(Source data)
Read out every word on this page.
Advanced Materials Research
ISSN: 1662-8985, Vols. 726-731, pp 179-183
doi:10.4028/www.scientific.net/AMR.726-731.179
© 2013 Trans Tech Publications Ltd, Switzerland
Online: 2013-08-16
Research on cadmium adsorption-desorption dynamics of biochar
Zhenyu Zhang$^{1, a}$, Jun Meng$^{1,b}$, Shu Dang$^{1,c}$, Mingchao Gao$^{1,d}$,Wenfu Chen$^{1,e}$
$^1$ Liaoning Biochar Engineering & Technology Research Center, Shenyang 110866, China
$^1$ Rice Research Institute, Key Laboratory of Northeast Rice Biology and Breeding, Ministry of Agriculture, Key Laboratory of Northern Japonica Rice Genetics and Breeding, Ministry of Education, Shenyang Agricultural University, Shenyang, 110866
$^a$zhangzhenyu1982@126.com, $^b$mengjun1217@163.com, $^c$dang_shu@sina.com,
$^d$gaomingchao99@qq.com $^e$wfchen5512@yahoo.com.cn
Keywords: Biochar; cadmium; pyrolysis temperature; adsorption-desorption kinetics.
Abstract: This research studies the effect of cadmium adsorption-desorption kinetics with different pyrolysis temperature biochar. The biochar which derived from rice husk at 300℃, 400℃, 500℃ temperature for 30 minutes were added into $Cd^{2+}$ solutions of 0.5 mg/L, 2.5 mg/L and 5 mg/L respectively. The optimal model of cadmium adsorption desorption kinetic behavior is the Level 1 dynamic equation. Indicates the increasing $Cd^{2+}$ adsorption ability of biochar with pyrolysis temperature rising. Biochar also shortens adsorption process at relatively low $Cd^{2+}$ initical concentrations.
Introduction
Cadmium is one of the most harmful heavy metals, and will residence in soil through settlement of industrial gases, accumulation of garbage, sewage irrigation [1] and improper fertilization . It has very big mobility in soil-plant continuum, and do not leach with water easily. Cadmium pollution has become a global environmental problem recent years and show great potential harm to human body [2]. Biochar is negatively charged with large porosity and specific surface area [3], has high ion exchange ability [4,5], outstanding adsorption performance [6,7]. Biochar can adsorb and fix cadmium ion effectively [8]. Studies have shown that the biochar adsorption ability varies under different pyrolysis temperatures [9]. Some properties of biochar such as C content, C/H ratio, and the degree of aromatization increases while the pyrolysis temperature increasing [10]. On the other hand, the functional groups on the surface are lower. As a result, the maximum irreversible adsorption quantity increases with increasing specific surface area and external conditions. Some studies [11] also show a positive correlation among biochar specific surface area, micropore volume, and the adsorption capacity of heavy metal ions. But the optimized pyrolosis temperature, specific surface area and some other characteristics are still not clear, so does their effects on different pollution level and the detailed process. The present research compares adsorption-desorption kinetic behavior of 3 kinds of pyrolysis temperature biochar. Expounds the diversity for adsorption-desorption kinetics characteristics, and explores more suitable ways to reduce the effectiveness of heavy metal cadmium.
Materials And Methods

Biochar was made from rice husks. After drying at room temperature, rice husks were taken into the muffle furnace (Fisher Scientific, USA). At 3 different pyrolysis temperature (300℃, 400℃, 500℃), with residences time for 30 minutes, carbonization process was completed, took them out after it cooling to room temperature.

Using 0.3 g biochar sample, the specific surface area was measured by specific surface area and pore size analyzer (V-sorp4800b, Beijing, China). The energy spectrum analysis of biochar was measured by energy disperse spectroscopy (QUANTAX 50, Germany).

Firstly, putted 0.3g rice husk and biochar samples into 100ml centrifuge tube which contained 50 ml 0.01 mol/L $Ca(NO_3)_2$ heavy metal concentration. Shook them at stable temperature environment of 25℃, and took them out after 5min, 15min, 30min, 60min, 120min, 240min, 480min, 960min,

* Problem to work on *
Filter the records, keeping only lines that contain "from", and show those lines.

* Solution *
Abstract: This research studies the effect of cadmium adsorption-desorption kinetics with different pyrolysis temperature biochar. The biochar which derived from rice husk at 300℃, 400℃, 500℃ temperature for 30 minutes were added into $Cd^{2+}$ solutions of 0.5 mg/L, 2.5 mg/L and 5 mg/L respectively. The optimal model of cadmium adsorption desorption kinetic behavior is the Level 1 dynamic equation. Indicates the increasing $Cd^{2+}$ adsorption ability of biochar with pyrolysis temperature rising. Biochar also shortens adsorption process at relatively low $Cd^{2+}$ initical concentrations.
Biochar was made from rice husks. After drying at room temperature, rice husks were taken into the muffle furnace (Fisher Scientific, USA). At 3 different pyrolysis temperature (300℃, 400℃, 500℃), with residences time for 30 minutes, carbonization process was completed, took them out after it cooling to room temperature.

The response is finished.